Copy each line below in which the string "Filter" occurs.

— start MATERIALS PROVIDED —

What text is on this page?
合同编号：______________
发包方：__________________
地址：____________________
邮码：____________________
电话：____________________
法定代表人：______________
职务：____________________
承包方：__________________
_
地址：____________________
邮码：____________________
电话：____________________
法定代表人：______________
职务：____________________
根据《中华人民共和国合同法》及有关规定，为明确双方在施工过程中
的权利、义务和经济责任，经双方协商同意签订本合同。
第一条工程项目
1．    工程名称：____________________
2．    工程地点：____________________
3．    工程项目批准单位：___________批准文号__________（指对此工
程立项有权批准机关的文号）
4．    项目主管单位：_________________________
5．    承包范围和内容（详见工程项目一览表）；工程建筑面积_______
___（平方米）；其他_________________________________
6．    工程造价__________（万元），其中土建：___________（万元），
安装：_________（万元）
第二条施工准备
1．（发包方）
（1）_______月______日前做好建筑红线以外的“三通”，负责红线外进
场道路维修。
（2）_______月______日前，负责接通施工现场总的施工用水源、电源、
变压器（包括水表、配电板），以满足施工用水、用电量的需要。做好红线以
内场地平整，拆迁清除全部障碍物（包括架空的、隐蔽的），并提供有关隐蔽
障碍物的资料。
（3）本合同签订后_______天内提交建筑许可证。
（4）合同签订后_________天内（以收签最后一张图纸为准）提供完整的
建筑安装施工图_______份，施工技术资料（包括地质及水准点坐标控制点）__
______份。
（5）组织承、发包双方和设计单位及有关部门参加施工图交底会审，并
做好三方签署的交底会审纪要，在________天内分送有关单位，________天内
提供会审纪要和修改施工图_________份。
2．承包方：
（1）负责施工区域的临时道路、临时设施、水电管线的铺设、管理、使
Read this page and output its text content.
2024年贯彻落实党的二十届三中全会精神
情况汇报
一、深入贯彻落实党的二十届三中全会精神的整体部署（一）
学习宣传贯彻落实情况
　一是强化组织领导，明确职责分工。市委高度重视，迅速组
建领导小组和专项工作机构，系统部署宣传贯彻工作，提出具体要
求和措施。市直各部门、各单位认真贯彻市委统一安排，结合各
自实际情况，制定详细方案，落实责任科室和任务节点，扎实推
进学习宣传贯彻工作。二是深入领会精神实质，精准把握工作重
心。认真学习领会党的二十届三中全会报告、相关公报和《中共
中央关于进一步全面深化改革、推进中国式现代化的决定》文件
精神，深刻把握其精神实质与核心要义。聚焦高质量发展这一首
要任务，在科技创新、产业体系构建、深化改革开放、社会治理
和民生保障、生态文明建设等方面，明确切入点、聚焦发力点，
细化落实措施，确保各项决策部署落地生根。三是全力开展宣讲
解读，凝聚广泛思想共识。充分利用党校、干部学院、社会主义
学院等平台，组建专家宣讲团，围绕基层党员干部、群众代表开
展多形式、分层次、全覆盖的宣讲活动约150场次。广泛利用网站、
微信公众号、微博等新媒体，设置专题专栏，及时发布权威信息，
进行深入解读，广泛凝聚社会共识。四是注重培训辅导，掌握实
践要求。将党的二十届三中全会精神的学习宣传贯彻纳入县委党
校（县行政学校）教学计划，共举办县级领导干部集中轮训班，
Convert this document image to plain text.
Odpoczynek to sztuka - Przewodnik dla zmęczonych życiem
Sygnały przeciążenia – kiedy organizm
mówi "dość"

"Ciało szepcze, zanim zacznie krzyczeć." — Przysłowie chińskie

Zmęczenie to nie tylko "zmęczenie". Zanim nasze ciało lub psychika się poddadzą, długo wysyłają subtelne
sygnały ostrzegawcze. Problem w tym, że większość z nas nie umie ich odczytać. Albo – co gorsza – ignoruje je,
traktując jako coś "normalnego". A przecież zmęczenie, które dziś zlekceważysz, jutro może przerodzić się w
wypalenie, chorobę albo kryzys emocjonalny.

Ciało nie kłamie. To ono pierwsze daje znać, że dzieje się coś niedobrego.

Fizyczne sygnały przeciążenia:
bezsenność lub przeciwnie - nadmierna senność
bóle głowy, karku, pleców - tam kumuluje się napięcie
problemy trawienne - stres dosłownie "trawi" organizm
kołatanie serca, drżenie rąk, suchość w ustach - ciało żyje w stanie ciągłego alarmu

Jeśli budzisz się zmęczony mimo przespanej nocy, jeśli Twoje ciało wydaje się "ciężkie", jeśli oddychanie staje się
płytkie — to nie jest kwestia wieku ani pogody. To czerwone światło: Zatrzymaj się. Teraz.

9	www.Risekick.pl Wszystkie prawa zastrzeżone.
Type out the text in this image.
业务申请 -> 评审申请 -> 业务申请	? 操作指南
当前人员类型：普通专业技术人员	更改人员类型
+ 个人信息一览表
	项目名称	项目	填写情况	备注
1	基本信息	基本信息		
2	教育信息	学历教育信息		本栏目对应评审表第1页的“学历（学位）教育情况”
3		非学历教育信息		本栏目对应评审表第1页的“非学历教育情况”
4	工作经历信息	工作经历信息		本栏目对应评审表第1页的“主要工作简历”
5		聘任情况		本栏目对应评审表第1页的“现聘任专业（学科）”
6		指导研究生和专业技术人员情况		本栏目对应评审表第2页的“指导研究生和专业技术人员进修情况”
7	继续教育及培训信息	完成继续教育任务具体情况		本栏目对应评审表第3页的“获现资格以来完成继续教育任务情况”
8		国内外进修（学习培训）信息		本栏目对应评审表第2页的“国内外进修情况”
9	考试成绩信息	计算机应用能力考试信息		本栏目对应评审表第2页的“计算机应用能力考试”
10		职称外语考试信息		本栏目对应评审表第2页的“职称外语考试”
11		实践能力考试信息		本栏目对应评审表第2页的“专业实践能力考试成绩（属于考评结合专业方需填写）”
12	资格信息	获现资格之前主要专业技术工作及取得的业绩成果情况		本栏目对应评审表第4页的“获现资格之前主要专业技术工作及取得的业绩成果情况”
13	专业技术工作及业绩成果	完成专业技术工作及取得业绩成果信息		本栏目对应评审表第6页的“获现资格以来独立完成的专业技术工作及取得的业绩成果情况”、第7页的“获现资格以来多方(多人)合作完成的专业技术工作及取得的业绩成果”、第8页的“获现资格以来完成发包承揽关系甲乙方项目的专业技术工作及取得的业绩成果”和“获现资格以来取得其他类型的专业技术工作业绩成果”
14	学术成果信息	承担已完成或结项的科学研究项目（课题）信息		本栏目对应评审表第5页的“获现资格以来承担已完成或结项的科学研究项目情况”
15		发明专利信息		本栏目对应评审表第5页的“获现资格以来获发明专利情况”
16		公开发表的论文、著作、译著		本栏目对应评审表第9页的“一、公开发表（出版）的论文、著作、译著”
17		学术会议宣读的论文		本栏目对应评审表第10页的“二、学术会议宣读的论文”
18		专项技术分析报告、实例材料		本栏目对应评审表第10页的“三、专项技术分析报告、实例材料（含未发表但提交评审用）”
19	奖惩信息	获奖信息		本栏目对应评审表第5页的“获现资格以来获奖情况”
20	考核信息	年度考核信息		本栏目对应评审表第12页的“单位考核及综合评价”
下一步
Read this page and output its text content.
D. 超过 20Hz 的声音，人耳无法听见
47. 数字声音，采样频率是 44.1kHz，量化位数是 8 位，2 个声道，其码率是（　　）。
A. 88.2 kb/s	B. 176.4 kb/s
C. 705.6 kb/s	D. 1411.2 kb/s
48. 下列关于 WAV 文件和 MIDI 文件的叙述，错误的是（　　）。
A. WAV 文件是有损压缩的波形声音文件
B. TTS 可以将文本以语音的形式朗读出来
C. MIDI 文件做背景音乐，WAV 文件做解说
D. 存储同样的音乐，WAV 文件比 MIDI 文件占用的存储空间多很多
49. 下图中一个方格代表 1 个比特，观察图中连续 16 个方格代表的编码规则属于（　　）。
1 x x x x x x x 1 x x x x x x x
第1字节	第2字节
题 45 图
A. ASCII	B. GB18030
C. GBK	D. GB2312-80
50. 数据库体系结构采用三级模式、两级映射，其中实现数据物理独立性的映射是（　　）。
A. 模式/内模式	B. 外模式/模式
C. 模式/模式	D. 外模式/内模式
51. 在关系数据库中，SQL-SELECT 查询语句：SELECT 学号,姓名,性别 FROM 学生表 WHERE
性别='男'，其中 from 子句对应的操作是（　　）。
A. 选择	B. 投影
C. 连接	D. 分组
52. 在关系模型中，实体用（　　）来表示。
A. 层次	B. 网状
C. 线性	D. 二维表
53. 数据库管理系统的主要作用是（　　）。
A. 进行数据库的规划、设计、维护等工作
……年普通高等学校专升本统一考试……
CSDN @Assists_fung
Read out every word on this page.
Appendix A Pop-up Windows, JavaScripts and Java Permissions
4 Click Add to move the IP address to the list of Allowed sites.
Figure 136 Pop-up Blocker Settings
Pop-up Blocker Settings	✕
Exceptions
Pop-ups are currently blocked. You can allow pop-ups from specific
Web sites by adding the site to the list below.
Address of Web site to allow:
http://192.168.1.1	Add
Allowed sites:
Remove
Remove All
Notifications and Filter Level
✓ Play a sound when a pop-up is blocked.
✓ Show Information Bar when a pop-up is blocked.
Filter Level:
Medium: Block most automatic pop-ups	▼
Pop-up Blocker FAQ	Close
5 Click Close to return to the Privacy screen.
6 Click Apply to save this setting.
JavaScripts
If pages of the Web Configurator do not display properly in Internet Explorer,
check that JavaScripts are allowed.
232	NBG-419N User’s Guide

— end MATERIALS PROVIDED —

• [FINAL RESULT]:
Notifications and Filter Level
Filter Level:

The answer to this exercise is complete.